## Supplied material
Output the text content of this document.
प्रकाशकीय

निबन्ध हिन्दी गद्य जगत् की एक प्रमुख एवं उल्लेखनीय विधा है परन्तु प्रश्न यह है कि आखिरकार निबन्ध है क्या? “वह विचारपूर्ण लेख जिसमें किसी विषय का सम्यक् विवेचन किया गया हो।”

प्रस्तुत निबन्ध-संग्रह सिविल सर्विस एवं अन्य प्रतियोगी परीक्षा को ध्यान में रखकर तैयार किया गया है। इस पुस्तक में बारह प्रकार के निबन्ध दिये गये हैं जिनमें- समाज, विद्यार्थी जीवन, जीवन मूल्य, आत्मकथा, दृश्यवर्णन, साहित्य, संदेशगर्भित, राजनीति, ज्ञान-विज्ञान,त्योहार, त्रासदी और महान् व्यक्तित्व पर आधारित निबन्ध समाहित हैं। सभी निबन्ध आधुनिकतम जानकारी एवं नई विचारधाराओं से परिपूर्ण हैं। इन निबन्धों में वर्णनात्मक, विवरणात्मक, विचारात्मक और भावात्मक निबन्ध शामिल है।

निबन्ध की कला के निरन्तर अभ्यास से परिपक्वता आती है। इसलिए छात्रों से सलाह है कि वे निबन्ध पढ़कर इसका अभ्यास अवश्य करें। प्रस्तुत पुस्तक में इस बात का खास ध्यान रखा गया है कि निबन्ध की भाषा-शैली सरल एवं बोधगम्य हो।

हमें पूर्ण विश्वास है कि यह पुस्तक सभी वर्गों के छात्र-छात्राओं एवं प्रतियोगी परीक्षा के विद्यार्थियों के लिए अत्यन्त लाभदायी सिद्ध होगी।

## What this task involves
Output all of the data above without any alteration.

## Output for this task
Output the text content of this document.
प्रकाशकीय

निबन्ध हिन्दी गद्य जगत् की एक प्रमुख एवं उल्लेखनीय विधा है परन्तु प्रश्न यह है कि आखिरकार निबन्ध है क्या? “वह विचारपूर्ण लेख जिसमें किसी विषय का सम्यक् विवेचन किया गया हो।”

प्रस्तुत निबन्ध-संग्रह सिविल सर्विस एवं अन्य प्रतियोगी परीक्षा को ध्यान में रखकर तैयार किया गया है। इस पुस्तक में बारह प्रकार के निबन्ध दिये गये हैं जिनमें- समाज, विद्यार्थी जीवन, जीवन मूल्य, आत्मकथा, दृश्यवर्णन, साहित्य, संदेशगर्भित, राजनीति, ज्ञान-विज्ञान,त्योहार, त्रासदी और महान् व्यक्तित्व पर आधारित निबन्ध समाहित हैं। सभी निबन्ध आधुनिकतम जानकारी एवं नई विचारधाराओं से परिपूर्ण हैं। इन निबन्धों में वर्णनात्मक, विवरणात्मक, विचारात्मक और भावात्मक निबन्ध शामिल है।

निबन्ध की कला के निरन्तर अभ्यास से परिपक्वता आती है। इसलिए छात्रों से सलाह है कि वे निबन्ध पढ़कर इसका अभ्यास अवश्य करें। प्रस्तुत पुस्तक में इस बात का खास ध्यान रखा गया है कि निबन्ध की भाषा-शैली सरल एवं बोधगम्य हो।

हमें पूर्ण विश्वास है कि यह पुस्तक सभी वर्गों के छात्र-छात्राओं एवं प्रतियोगी परीक्षा के विद्यार्थियों के लिए अत्यन्त लाभदायी सिद्ध होगी।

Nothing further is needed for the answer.